=== Input rows ===

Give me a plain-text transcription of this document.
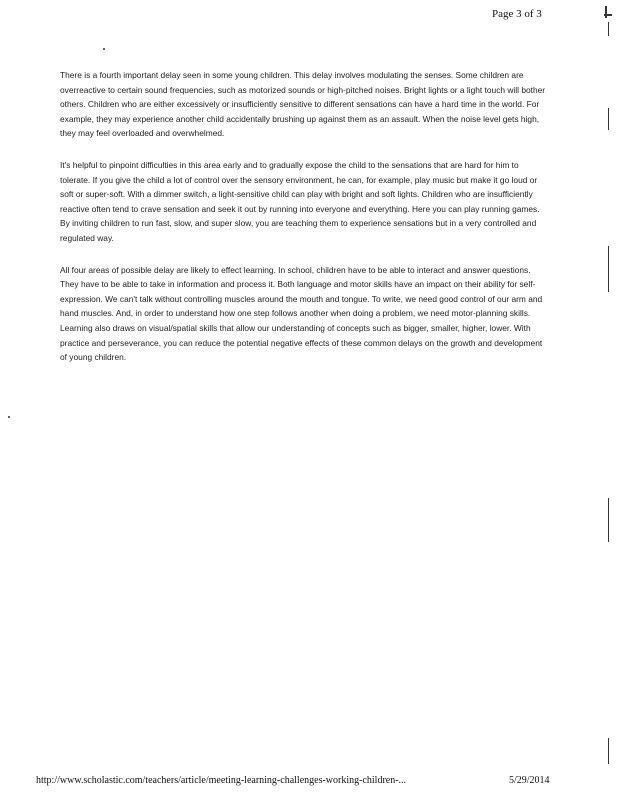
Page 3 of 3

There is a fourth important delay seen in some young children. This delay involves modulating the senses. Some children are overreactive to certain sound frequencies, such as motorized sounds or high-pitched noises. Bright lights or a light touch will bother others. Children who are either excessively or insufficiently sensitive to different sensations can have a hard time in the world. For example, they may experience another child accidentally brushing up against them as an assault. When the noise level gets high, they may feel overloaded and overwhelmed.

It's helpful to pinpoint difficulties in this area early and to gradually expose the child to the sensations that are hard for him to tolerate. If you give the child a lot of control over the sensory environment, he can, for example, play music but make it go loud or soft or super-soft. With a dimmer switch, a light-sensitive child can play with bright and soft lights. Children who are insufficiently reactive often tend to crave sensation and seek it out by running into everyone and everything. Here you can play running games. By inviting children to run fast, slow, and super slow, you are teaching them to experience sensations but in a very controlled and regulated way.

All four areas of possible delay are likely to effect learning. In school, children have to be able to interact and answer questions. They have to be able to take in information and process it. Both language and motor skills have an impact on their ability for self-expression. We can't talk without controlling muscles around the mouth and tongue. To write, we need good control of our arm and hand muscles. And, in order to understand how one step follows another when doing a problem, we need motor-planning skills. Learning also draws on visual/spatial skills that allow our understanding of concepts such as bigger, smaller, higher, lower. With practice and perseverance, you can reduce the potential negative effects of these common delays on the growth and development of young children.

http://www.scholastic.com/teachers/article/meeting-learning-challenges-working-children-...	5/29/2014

===

__Task goal__
Without the pictures, print the whole listing exactly as given.

__Final result__
Give me a plain-text transcription of this document.
Page 3 of 3

There is a fourth important delay seen in some young children. This delay involves modulating the senses. Some children are overreactive to certain sound frequencies, such as motorized sounds or high-pitched noises. Bright lights or a light touch will bother others. Children who are either excessively or insufficiently sensitive to different sensations can have a hard time in the world. For example, they may experience another child accidentally brushing up against them as an assault. When the noise level gets high, they may feel overloaded and overwhelmed.

It's helpful to pinpoint difficulties in this area early and to gradually expose the child to the sensations that are hard for him to tolerate. If you give the child a lot of control over the sensory environment, he can, for example, play music but make it go loud or soft or super-soft. With a dimmer switch, a light-sensitive child can play with bright and soft lights. Children who are insufficiently reactive often tend to crave sensation and seek it out by running into everyone and everything. Here you can play running games. By inviting children to run fast, slow, and super slow, you are teaching them to experience sensations but in a very controlled and regulated way.

All four areas of possible delay are likely to effect learning. In school, children have to be able to interact and answer questions. They have to be able to take in information and process it. Both language and motor skills have an impact on their ability for self-expression. We can't talk without controlling muscles around the mouth and tongue. To write, we need good control of our arm and hand muscles. And, in order to understand how one step follows another when doing a problem, we need motor-planning skills. Learning also draws on visual/spatial skills that allow our understanding of concepts such as bigger, smaller, higher, lower. With practice and perseverance, you can reduce the potential negative effects of these common delays on the growth and development of young children.

http://www.scholastic.com/teachers/article/meeting-learning-challenges-working-children-...	5/29/2014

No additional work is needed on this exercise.